Retype the material word for word.

— start of SUPPLIED DATA —

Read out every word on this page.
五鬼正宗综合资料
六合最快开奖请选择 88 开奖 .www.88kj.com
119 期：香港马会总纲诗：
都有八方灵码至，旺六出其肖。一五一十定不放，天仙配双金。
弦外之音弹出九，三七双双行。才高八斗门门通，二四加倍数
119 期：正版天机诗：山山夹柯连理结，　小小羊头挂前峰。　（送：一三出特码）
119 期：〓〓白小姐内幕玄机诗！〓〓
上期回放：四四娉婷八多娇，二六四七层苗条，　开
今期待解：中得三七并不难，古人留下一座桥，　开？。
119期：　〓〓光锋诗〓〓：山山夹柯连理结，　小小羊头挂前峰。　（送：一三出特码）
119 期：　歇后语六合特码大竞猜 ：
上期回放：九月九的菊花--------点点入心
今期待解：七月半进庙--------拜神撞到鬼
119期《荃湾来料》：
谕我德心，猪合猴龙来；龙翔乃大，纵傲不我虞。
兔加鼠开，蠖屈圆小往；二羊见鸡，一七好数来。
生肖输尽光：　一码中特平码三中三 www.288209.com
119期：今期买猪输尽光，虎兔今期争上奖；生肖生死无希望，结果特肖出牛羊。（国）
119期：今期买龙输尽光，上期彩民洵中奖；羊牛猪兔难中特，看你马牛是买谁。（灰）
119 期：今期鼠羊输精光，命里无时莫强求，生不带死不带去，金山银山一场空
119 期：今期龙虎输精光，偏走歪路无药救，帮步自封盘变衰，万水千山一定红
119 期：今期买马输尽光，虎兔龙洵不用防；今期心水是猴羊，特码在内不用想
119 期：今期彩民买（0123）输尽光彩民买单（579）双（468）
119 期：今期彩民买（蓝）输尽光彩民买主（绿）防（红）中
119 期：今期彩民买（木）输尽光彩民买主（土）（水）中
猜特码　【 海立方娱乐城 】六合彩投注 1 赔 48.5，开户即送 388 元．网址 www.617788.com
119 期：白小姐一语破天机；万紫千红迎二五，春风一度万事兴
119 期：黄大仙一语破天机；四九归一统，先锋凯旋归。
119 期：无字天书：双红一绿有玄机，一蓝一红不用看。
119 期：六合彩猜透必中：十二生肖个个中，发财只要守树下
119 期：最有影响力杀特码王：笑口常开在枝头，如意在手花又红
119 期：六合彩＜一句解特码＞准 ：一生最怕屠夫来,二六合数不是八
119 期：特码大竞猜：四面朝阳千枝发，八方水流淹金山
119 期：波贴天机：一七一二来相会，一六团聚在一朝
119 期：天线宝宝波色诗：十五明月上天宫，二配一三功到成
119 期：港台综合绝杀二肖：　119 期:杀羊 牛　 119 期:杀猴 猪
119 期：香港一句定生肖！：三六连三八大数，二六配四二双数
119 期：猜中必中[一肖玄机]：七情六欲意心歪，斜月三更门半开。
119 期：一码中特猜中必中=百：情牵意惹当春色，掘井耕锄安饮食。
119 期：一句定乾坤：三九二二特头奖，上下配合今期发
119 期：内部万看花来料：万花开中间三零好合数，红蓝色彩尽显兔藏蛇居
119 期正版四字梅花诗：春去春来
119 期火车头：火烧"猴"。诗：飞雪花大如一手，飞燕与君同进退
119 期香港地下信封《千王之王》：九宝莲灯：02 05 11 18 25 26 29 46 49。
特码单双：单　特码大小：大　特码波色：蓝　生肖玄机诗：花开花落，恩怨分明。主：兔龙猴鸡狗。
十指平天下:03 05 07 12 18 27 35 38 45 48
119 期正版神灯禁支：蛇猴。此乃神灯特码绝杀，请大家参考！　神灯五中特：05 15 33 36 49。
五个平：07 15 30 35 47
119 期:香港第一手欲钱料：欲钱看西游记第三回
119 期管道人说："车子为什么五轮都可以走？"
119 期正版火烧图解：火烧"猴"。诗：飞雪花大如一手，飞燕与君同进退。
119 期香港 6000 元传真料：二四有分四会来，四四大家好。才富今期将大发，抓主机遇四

— end of SUPPLIED DATA —

FULL RESPONSE:
Read out every word on this page.
五鬼正宗综合资料
六合最快开奖请选择 88 开奖 .www.88kj.com
119 期：香港马会总纲诗：
都有八方灵码至，旺六出其肖。一五一十定不放，天仙配双金。
弦外之音弹出九，三七双双行。才高八斗门门通，二四加倍数
119 期：正版天机诗：山山夹柯连理结，　小小羊头挂前峰。　（送：一三出特码）
119 期：〓〓白小姐内幕玄机诗！〓〓
上期回放：四四娉婷八多娇，二六四七层苗条，　开
今期待解：中得三七并不难，古人留下一座桥，　开？。
119期：　〓〓光锋诗〓〓：山山夹柯连理结，　小小羊头挂前峰。　（送：一三出特码）
119 期：　歇后语六合特码大竞猜 ：
上期回放：九月九的菊花--------点点入心
今期待解：七月半进庙--------拜神撞到鬼
119期《荃湾来料》：
谕我德心，猪合猴龙来；龙翔乃大，纵傲不我虞。
兔加鼠开，蠖屈圆小往；二羊见鸡，一七好数来。
生肖输尽光：　一码中特平码三中三 www.288209.com
119期：今期买猪输尽光，虎兔今期争上奖；生肖生死无希望，结果特肖出牛羊。（国）
119期：今期买龙输尽光，上期彩民洵中奖；羊牛猪兔难中特，看你马牛是买谁。（灰）
119 期：今期鼠羊输精光，命里无时莫强求，生不带死不带去，金山银山一场空
119 期：今期龙虎输精光，偏走歪路无药救，帮步自封盘变衰，万水千山一定红
119 期：今期买马输尽光，虎兔龙洵不用防；今期心水是猴羊，特码在内不用想
119 期：今期彩民买（0123）输尽光彩民买单（579）双（468）
119 期：今期彩民买（蓝）输尽光彩民买主（绿）防（红）中
119 期：今期彩民买（木）输尽光彩民买主（土）（水）中
猜特码　【 海立方娱乐城 】六合彩投注 1 赔 48.5，开户即送 388 元．网址 www.617788.com
119 期：白小姐一语破天机；万紫千红迎二五，春风一度万事兴
119 期：黄大仙一语破天机；四九归一统，先锋凯旋归。
119 期：无字天书：双红一绿有玄机，一蓝一红不用看。
119 期：六合彩猜透必中：十二生肖个个中，发财只要守树下
119 期：最有影响力杀特码王：笑口常开在枝头，如意在手花又红
119 期：六合彩＜一句解特码＞准 ：一生最怕屠夫来,二六合数不是八
119 期：特码大竞猜：四面朝阳千枝发，八方水流淹金山
119 期：波贴天机：一七一二来相会，一六团聚在一朝
119 期：天线宝宝波色诗：十五明月上天宫，二配一三功到成
119 期：港台综合绝杀二肖：　119 期:杀羊 牛　 119 期:杀猴 猪
119 期：香港一句定生肖！：三六连三八大数，二六配四二双数
119 期：猜中必中[一肖玄机]：七情六欲意心歪，斜月三更门半开。
119 期：一码中特猜中必中=百：情牵意惹当春色，掘井耕锄安饮食。
119 期：一句定乾坤：三九二二特头奖，上下配合今期发
119 期：内部万看花来料：万花开中间三零好合数，红蓝色彩尽显兔藏蛇居
119 期正版四字梅花诗：春去春来
119 期火车头：火烧"猴"。诗：飞雪花大如一手，飞燕与君同进退
119 期香港地下信封《千王之王》：九宝莲灯：02 05 11 18 25 26 29 46 49。
特码单双：单　特码大小：大　特码波色：蓝　生肖玄机诗：花开花落，恩怨分明。主：兔龙猴鸡狗。
十指平天下:03 05 07 12 18 27 35 38 45 48
119 期正版神灯禁支：蛇猴。此乃神灯特码绝杀，请大家参考！　神灯五中特：05 15 33 36 49。
五个平：07 15 30 35 47
119 期:香港第一手欲钱料：欲钱看西游记第三回
119 期管道人说："车子为什么五轮都可以走？"
119 期正版火烧图解：火烧"猴"。诗：飞雪花大如一手，飞燕与君同进退。
119 期香港 6000 元传真料：二四有分四会来，四四大家好。才富今期将大发，抓主机遇四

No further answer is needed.